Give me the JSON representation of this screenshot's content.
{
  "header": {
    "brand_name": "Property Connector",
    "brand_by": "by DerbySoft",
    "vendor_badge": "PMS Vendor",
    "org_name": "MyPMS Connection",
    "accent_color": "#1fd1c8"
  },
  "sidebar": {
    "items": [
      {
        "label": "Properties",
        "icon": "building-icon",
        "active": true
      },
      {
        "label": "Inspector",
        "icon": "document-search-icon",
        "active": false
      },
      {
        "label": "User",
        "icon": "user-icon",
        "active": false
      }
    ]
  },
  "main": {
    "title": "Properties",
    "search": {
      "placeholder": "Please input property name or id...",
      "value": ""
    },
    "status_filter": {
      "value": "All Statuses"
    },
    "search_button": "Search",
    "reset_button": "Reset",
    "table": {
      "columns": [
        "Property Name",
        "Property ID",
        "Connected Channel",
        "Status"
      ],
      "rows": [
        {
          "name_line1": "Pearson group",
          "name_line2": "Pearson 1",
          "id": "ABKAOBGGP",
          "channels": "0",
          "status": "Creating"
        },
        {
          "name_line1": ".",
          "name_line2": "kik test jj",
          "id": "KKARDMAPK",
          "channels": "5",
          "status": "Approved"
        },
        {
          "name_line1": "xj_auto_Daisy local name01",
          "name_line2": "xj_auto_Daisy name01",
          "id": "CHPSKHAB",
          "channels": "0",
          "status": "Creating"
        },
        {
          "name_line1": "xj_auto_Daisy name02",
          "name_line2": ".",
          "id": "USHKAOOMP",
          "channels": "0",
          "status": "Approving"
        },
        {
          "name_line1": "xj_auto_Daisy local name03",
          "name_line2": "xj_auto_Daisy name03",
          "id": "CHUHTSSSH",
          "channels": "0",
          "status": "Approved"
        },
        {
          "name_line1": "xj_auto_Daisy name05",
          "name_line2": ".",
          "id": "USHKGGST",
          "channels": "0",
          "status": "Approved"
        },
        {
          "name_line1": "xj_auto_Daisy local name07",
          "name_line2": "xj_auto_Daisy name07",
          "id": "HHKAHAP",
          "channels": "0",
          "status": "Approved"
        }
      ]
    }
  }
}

|---|

- [Exercise]:
List every line above that holds the word "local".

- [The output]:
          "name_line1": "xj_auto_Daisy local name01",
          "name_line1": "xj_auto_Daisy local name03",
          "name_line1": "xj_auto_Daisy local name07",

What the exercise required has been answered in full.